_Short task_.
Return the number of lines that contain the word "color", and return nothing else.

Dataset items
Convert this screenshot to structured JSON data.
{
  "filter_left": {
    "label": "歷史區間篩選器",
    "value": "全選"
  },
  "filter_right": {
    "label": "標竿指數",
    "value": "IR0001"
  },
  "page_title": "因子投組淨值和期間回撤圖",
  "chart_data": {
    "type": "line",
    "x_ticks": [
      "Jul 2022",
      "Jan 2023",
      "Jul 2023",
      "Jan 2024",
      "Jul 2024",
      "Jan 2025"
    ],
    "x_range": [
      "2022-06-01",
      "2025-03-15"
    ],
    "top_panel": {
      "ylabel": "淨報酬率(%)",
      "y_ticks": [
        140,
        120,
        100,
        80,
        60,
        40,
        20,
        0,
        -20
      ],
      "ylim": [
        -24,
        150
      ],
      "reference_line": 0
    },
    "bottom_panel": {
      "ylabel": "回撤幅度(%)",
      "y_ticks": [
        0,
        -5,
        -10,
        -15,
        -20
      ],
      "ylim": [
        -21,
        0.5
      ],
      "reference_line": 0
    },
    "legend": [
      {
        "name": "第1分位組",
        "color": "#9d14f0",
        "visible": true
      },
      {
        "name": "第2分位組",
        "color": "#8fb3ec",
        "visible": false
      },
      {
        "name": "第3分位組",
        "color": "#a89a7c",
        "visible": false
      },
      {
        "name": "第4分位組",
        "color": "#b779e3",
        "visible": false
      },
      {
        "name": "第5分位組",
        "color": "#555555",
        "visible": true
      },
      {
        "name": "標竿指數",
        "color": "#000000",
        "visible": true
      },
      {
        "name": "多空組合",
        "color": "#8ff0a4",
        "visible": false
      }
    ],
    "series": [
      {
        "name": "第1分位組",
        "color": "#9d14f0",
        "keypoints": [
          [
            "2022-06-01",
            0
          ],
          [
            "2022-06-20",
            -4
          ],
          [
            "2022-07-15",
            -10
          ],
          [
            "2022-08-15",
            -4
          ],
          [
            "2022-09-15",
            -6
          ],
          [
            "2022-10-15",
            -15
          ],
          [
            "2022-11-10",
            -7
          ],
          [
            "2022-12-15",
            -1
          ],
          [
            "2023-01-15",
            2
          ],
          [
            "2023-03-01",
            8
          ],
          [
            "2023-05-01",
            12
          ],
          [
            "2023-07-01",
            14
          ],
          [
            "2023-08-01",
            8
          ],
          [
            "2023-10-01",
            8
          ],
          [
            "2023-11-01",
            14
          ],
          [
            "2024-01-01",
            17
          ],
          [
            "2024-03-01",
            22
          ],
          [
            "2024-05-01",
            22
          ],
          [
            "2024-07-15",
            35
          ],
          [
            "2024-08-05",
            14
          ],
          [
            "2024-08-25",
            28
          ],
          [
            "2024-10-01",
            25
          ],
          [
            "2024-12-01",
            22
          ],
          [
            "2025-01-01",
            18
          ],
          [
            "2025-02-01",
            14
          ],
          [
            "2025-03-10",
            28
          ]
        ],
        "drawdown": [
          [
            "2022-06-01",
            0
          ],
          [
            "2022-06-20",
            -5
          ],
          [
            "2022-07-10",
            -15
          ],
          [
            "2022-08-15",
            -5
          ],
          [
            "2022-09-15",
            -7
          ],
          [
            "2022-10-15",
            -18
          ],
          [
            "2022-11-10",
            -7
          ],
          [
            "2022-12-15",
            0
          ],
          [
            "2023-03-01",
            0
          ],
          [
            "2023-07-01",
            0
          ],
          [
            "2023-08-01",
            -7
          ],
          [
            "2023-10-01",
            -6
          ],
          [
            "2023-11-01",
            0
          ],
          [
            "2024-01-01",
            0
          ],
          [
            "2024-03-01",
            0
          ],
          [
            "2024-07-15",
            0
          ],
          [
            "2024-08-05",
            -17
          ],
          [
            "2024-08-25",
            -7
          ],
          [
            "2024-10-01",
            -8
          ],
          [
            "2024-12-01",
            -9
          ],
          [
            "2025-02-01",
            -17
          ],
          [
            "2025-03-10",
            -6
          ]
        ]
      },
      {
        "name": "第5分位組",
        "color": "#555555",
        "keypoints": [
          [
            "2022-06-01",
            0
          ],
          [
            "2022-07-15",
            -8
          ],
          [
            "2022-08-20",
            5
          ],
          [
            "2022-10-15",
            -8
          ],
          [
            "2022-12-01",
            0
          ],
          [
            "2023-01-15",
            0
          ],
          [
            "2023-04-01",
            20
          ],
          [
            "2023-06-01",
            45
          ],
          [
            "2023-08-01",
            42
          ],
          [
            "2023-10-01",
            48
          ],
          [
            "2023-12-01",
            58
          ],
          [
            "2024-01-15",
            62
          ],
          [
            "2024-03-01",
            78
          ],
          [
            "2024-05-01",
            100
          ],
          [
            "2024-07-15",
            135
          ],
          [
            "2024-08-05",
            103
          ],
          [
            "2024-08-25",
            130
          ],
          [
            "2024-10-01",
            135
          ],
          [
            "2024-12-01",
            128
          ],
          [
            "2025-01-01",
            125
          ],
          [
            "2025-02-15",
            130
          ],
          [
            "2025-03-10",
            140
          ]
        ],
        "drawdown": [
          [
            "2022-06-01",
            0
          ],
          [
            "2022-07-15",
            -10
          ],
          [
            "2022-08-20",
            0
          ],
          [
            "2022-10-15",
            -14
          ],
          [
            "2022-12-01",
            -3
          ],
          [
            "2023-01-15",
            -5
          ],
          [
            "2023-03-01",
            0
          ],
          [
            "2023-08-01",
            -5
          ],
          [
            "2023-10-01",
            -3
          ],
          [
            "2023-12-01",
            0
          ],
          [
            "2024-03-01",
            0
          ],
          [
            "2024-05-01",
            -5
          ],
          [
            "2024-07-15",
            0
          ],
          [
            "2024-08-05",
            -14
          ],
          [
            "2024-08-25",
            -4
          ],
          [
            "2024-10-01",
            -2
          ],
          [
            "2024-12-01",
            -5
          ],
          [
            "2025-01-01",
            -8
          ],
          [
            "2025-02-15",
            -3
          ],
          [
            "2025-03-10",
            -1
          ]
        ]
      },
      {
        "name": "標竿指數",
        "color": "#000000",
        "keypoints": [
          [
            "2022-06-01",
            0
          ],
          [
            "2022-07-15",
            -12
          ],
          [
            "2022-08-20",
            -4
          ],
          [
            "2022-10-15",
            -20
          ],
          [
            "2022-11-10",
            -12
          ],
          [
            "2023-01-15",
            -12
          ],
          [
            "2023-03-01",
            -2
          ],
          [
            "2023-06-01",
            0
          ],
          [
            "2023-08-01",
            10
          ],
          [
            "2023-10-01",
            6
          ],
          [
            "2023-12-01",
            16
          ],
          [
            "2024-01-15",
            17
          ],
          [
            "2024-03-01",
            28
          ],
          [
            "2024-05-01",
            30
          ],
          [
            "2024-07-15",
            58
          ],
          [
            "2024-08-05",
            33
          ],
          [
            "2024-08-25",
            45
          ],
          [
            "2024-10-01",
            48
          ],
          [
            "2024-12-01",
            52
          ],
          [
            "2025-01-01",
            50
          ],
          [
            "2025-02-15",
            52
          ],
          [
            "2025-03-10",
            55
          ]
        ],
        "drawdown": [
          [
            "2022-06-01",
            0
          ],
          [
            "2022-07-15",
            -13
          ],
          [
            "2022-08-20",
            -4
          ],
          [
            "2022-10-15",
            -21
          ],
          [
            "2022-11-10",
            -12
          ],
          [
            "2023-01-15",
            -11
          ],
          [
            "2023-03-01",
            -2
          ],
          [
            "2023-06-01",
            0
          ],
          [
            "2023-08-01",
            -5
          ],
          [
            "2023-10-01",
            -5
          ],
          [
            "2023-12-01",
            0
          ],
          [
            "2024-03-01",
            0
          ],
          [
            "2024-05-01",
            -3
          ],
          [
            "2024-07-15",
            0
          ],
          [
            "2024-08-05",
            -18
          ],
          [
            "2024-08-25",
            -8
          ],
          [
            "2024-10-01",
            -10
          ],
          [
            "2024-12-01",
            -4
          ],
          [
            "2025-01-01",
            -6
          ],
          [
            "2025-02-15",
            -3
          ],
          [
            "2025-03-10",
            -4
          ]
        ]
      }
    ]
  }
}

_Finished exercise_.
10